§ TRECHO DO TEXTO
+++

Pena que Uma Noite em 1967 seja um documentário tão preguiçoso. Tendo em mãos o precioso arquivo da última noite do festival daquele ano, os diretores concentraram-se em intercalar as cenas gravadas ao vivo no Teatro Paramount em São Paulo com as entrevistas atuais concedidas por músicos, organizadores e jornalistas presentes na premiação. Faltam informações sobre o evento, como, por exemplo, o nome dos outros finalistas e das outras canções concorrentes. Entre 12 selecionados, o filme concentra-se nos 5 vencedores, mais a cena completa do massacre público de Sérgio Ricardo, politicamente incorretíssimo para os padrões atuais. Não há nenhuma pesquisa sobre os festivais anteriores, sobre o Brasil da época, sobre de onde vieram os vencedores de 67. De que fontes brotaram as águas que explodiram em tamanha fervura?
Mas as imagens da época têm o mérito de revelar como estamos distantes da década de 1960. Tudo era um pouco mais pobre, mais chinfrim, muito mais improvisado e também mais vivo e espontâneo do que o que veio a seguir. A plateia que lotava o teatro além dos limites de segurança era indomável. Os aplausos e principalmente as vaias eram captados por um microfone pendurado pelo fio sobre as cabeças do público. A qualidade do som era sofrível; as canções, os arranjos e a interpretação, empolgantes. Nunca mais a televisão brasileira exibiu uma mistura tão bem-sucedida e tão inesperada de genialidade, diante da qual o espectador contemporâneo nem liga para a precariedade da técnica.

+++

§ DADOS FORNECIDOS
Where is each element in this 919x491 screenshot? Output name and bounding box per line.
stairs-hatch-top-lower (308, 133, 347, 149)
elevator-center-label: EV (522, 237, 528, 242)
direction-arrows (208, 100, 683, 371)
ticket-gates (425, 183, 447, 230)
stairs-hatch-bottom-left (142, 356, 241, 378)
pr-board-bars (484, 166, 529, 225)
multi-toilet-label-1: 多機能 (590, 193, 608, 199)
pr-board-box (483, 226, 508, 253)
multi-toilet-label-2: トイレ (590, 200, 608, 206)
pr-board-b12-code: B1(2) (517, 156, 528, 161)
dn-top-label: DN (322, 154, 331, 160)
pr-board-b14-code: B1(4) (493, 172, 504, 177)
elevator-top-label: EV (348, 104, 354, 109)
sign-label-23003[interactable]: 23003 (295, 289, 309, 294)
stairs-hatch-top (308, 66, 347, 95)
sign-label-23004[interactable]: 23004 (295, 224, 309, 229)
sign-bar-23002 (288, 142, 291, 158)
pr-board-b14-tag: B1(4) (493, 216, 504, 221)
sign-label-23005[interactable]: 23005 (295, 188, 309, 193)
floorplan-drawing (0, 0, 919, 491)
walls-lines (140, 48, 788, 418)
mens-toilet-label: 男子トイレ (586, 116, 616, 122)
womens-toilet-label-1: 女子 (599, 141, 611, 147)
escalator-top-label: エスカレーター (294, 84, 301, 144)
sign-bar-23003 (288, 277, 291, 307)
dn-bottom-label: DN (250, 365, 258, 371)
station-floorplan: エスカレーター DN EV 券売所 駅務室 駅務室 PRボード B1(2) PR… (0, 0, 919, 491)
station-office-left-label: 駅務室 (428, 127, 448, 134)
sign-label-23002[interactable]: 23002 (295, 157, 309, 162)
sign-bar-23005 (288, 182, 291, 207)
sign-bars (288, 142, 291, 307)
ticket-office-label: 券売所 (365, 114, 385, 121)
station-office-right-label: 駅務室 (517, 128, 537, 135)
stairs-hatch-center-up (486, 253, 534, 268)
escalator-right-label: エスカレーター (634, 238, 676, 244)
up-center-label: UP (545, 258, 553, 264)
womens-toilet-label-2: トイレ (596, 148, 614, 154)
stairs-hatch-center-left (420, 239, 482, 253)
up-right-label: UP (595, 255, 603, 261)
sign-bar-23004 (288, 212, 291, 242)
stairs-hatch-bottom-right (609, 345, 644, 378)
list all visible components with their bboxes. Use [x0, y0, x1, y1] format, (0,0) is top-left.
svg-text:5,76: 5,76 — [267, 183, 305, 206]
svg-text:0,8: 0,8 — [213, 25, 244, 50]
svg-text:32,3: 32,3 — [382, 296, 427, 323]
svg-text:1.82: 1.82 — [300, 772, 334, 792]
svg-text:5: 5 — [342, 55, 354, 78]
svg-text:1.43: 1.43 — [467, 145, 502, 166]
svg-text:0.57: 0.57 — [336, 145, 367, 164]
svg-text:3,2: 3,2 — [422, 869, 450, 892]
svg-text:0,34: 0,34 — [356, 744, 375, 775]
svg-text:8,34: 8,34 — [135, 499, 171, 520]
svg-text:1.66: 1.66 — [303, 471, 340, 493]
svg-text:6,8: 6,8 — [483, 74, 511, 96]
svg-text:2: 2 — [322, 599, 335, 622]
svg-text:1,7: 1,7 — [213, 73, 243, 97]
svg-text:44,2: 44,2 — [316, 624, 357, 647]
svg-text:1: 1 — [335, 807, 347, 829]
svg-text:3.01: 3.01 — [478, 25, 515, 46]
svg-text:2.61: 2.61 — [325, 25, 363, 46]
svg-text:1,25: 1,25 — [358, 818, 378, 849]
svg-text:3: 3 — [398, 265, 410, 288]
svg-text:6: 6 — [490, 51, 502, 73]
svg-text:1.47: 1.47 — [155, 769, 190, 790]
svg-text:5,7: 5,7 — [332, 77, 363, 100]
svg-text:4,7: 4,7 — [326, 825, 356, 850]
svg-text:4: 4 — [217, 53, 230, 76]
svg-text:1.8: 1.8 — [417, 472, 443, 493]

+++

§ ATIVIDADES
[1] Responda às perguntas sobre o texto a respeito do documentário Uma Noite em 1967:
(a) Em que teatro, e em que cidade, foram gravadas ao vivo as cenas do festival?
(b) Dos 12 selecionados, em quantos vencedores o filme se concentra?
(c) Como eram captados os aplausos e as vaias da plateia?
[2] Transcreva o trecho do texto sobre o documentário entre "Mas as imagens" e "precariedade da técnica.", incluindo os dois.
[3] Na frase do texto sobre o documentário que começa com "Tudo era um pouco mais pobre", quais são todos os adjetivos usados para descrever como era tudo? Liste-os.

§ RESPOSTAS
[1]
(a) No Teatro Paramount, em São Paulo.
(b) Em 5 vencedores.
(c) Por um microfone pendurado pelo fio sobre as cabeças do público.

[2]
Mas as imagens da época têm o mérito de revelar como estamos distantes da década de 1960. Tudo era um pouco mais pobre, mais chinfrim, muito mais improvisado e também mais vivo e espontâneo do que o que veio a seguir. A plateia que lotava o teatro além dos limites de segurança era indomável. Os aplausos e principalmente as vaias eram captados por um microfone pendurado pelo fio sobre as cabeças do público. A qualidade do som era sofrível; as canções, os arranjos e a interpretação, empolgantes. Nunca mais a televisão brasileira exibiu uma mistura tão bem-sucedida e tão inesperada de genialidade, diante da qual o espectador contemporâneo nem liga para a precariedade da técnica.

[3] pobre, chinfrim, improvisado, vivo, espontâneo